- _Prompt_:
Every entry must be given again exactly.

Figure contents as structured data

________

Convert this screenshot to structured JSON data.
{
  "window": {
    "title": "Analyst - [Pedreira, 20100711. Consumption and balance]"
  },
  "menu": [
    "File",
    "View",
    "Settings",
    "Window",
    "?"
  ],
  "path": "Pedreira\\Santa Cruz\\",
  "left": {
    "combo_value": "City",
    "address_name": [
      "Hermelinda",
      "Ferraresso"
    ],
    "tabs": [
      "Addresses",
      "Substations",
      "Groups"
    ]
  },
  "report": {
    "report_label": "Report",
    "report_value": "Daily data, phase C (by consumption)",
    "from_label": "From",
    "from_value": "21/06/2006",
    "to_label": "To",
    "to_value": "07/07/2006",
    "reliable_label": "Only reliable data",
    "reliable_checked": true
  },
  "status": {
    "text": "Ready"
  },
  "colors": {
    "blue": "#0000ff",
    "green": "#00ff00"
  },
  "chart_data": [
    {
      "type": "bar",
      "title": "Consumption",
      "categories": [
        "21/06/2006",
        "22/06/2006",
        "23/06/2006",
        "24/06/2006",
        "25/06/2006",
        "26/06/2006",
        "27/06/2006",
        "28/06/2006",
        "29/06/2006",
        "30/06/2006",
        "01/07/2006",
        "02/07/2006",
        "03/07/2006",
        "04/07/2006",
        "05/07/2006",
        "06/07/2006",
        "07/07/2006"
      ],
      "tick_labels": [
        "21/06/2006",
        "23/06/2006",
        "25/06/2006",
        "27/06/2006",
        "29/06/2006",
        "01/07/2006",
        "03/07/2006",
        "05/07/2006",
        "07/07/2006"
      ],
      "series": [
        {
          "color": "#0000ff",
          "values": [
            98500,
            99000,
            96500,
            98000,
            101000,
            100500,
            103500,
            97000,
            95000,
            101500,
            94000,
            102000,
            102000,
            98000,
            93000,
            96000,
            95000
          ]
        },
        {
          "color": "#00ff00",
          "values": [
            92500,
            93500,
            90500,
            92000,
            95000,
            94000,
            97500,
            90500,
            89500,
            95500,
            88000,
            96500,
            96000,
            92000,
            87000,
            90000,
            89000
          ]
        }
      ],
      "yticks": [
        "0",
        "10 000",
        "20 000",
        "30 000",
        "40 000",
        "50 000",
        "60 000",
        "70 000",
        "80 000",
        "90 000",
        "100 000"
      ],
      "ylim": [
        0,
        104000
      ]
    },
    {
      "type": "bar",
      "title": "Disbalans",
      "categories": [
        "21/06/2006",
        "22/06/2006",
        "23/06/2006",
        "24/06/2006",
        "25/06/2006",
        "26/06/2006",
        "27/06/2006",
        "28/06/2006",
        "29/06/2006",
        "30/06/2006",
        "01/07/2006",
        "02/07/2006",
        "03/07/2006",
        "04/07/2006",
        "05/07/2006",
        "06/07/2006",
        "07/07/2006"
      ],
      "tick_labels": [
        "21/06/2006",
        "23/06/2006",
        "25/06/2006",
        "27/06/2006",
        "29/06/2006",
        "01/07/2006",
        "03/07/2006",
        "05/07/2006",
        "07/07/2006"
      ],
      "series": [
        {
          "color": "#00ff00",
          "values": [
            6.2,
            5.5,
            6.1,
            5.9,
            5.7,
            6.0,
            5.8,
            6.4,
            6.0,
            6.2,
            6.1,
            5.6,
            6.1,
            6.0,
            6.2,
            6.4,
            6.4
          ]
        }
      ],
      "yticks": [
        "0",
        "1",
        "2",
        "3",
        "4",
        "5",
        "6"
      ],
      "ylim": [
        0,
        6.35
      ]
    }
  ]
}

________

- _Task response_:
Convert this screenshot to structured JSON data.
{
  "window": {
    "title": "Analyst - [Pedreira, 20100711. Consumption and balance]"
  },
  "menu": [
    "File",
    "View",
    "Settings",
    "Window",
    "?"
  ],
  "path": "Pedreira\\Santa Cruz\\",
  "left": {
    "combo_value": "City",
    "address_name": [
      "Hermelinda",
      "Ferraresso"
    ],
    "tabs": [
      "Addresses",
      "Substations",
      "Groups"
    ]
  },
  "report": {
    "report_label": "Report",
    "report_value": "Daily data, phase C (by consumption)",
    "from_label": "From",
    "from_value": "21/06/2006",
    "to_label": "To",
    "to_value": "07/07/2006",
    "reliable_label": "Only reliable data",
    "reliable_checked": true
  },
  "status": {
    "text": "Ready"
  },
  "colors": {
    "blue": "#0000ff",
    "green": "#00ff00"
  },
  "chart_data": [
    {
      "type": "bar",
      "title": "Consumption",
      "categories": [
        "21/06/2006",
        "22/06/2006",
        "23/06/2006",
        "24/06/2006",
        "25/06/2006",
        "26/06/2006",
        "27/06/2006",
        "28/06/2006",
        "29/06/2006",
        "30/06/2006",
        "01/07/2006",
        "02/07/2006",
        "03/07/2006",
        "04/07/2006",
        "05/07/2006",
        "06/07/2006",
        "07/07/2006"
      ],
      "tick_labels": [
        "21/06/2006",
        "23/06/2006",
        "25/06/2006",
        "27/06/2006",
        "29/06/2006",
        "01/07/2006",
        "03/07/2006",
        "05/07/2006",
        "07/07/2006"
      ],
      "series": [
        {
          "color": "#0000ff",
          "values": [
            98500,
            99000,
            96500,
            98000,
            101000,
            100500,
            103500,
            97000,
            95000,
            101500,
            94000,
            102000,
            102000,
            98000,
            93000,
            96000,
            95000
          ]
        },
        {
          "color": "#00ff00",
          "values": [
            92500,
            93500,
            90500,
            92000,
            95000,
            94000,
            97500,
            90500,
            89500,
            95500,
            88000,
            96500,
            96000,
            92000,
            87000,
            90000,
            89000
          ]
        }
      ],
      "yticks": [
        "0",
        "10 000",
        "20 000",
        "30 000",
        "40 000",
        "50 000",
        "60 000",
        "70 000",
        "80 000",
        "90 000",
        "100 000"
      ],
      "ylim": [
        0,
        104000
      ]
    },
    {
      "type": "bar",
      "title": "Disbalans",
      "categories": [
        "21/06/2006",
        "22/06/2006",
        "23/06/2006",
        "24/06/2006",
        "25/06/2006",
        "26/06/2006",
        "27/06/2006",
        "28/06/2006",
        "29/06/2006",
        "30/06/2006",
        "01/07/2006",
        "02/07/2006",
        "03/07/2006",
        "04/07/2006",
        "05/07/2006",
        "06/07/2006",
        "07/07/2006"
      ],
      "tick_labels": [
        "21/06/2006",
        "23/06/2006",
        "25/06/2006",
        "27/06/2006",
        "29/06/2006",
        "01/07/2006",
        "03/07/2006",
        "05/07/2006",
        "07/07/2006"
      ],
      "series": [
        {
          "color": "#00ff00",
          "values": [
            6.2,
            5.5,
            6.1,
            5.9,
            5.7,
            6.0,
            5.8,
            6.4,
            6.0,
            6.2,
            6.1,
            5.6,
            6.1,
            6.0,
            6.2,
            6.4,
            6.4
          ]
        }
      ],
      "yticks": [
        "0",
        "1",
        "2",
        "3",
        "4",
        "5",
        "6"
      ],
      "ylim": [
        0,
        6.35
      ]
    }
  ]
}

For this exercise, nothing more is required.